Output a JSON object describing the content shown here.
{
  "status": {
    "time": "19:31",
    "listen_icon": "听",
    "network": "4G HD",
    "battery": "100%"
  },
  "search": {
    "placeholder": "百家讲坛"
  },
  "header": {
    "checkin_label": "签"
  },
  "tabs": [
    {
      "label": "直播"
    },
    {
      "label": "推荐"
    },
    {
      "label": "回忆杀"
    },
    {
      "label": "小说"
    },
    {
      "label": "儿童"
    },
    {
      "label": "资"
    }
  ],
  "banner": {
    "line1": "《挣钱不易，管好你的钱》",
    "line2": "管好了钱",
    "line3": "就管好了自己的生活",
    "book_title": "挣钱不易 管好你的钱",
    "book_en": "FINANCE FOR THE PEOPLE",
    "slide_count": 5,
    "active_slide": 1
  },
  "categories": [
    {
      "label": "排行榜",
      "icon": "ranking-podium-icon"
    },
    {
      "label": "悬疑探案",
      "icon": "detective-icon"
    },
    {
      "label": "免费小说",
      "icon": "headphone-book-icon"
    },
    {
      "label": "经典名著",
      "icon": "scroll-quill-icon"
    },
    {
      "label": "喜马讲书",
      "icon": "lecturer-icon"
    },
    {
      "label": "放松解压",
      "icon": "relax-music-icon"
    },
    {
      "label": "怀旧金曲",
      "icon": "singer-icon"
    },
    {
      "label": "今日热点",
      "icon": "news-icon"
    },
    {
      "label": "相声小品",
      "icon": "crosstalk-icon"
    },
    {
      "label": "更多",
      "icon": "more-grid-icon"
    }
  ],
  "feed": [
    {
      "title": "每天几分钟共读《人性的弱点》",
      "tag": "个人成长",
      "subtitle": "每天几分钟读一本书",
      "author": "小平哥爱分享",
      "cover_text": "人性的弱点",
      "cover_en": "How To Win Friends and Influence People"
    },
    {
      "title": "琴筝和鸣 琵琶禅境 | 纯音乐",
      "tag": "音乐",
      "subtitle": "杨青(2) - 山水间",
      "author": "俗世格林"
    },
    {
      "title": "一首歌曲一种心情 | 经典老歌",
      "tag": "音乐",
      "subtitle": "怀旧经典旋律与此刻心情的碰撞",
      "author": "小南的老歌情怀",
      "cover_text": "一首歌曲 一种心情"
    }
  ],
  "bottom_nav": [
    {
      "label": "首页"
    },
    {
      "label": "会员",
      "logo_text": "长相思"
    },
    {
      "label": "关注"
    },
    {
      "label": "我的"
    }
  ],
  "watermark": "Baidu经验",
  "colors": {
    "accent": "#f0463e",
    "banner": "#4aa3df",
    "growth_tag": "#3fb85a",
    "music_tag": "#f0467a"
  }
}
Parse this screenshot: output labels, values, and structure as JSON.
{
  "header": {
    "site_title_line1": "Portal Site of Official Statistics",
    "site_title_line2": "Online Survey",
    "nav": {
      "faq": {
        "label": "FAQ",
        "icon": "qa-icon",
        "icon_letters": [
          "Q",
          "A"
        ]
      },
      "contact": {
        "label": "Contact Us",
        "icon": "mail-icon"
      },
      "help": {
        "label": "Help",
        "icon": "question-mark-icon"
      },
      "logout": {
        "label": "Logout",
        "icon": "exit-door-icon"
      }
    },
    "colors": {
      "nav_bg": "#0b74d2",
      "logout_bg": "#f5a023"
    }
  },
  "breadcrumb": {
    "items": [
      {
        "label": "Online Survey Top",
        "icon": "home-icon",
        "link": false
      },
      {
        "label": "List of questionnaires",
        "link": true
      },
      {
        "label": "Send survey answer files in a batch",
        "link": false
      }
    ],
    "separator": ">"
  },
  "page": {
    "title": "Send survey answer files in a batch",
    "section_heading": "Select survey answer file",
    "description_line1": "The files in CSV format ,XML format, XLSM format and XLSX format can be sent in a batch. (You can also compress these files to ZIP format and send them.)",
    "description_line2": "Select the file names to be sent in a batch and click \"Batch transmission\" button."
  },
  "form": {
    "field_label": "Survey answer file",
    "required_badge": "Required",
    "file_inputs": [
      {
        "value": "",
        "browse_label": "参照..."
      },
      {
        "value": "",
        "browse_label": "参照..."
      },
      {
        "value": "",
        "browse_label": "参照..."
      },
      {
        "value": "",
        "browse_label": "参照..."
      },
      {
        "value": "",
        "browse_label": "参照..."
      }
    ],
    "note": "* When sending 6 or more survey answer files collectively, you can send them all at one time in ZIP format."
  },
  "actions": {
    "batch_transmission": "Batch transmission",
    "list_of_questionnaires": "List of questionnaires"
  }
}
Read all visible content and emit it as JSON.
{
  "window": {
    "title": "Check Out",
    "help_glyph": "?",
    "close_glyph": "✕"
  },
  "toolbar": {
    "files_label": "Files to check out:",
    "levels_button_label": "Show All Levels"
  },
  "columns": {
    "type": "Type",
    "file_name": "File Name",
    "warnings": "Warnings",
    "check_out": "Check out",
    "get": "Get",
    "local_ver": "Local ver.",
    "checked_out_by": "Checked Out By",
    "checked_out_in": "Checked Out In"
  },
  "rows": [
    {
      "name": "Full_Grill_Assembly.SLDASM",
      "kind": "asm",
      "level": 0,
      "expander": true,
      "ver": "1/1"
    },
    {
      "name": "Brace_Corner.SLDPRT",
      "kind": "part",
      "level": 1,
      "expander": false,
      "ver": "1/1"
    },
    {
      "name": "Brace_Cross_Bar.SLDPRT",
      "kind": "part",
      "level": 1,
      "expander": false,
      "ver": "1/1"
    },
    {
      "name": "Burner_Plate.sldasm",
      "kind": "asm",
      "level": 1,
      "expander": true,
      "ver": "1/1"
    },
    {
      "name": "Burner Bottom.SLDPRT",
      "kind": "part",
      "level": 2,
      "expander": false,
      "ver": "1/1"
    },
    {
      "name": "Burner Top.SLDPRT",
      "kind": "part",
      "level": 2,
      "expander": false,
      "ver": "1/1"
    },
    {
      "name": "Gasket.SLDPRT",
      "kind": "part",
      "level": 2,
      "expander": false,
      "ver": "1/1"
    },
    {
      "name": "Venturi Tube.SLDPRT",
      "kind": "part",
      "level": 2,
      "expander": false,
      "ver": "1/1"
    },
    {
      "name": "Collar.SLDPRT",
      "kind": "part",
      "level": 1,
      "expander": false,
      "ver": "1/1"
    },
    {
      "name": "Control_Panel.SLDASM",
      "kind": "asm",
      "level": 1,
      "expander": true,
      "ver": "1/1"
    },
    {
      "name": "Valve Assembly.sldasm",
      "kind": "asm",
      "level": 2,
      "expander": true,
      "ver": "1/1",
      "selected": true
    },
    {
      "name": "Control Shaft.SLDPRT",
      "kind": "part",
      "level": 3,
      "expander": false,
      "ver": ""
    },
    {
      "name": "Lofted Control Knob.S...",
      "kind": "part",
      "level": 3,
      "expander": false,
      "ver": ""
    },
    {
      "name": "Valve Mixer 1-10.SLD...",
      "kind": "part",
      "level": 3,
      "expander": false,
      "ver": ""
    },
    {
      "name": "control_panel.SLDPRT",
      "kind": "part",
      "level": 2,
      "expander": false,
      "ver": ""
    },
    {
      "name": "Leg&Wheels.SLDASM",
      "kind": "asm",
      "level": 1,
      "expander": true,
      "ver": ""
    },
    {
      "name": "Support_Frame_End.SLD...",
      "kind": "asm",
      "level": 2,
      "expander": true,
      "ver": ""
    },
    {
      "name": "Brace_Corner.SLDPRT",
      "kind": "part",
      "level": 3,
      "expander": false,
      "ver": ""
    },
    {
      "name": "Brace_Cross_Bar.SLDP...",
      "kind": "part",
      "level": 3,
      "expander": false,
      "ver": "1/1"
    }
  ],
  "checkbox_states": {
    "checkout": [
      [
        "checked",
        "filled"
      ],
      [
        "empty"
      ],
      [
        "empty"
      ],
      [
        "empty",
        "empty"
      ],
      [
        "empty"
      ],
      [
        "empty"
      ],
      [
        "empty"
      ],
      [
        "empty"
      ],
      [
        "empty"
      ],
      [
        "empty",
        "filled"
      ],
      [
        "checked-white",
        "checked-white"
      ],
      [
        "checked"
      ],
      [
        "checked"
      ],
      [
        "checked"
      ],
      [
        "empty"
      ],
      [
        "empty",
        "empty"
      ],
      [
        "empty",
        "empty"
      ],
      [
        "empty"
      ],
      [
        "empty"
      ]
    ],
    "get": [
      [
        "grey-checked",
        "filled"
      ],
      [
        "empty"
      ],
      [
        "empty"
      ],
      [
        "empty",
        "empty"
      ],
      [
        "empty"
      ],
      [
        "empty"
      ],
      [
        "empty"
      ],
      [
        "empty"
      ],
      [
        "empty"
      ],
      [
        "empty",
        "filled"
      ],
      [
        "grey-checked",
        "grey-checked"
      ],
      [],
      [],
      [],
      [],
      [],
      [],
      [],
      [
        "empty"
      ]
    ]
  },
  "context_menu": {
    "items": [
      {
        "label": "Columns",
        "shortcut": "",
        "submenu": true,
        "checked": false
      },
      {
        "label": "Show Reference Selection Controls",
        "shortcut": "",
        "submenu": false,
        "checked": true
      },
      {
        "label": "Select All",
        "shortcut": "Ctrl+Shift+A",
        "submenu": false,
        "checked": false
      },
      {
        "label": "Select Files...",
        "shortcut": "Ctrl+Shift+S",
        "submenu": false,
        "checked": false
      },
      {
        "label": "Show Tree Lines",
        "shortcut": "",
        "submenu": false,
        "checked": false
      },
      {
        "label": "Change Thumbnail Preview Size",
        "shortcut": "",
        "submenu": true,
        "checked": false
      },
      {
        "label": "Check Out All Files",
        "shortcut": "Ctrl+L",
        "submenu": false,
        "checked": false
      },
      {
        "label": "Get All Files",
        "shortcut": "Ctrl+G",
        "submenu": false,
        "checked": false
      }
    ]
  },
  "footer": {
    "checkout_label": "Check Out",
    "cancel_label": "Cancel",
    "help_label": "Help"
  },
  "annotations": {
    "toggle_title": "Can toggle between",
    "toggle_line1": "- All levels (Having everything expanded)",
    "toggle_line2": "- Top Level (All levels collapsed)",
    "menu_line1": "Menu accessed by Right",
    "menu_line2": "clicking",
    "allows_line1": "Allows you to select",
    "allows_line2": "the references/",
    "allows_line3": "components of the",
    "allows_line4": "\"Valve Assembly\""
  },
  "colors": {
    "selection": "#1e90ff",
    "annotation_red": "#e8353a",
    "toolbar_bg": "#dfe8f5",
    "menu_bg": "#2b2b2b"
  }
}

• [What you have to do]: Respond with the number of lines containing "Valve" and no additional words.

• [Task output]: 3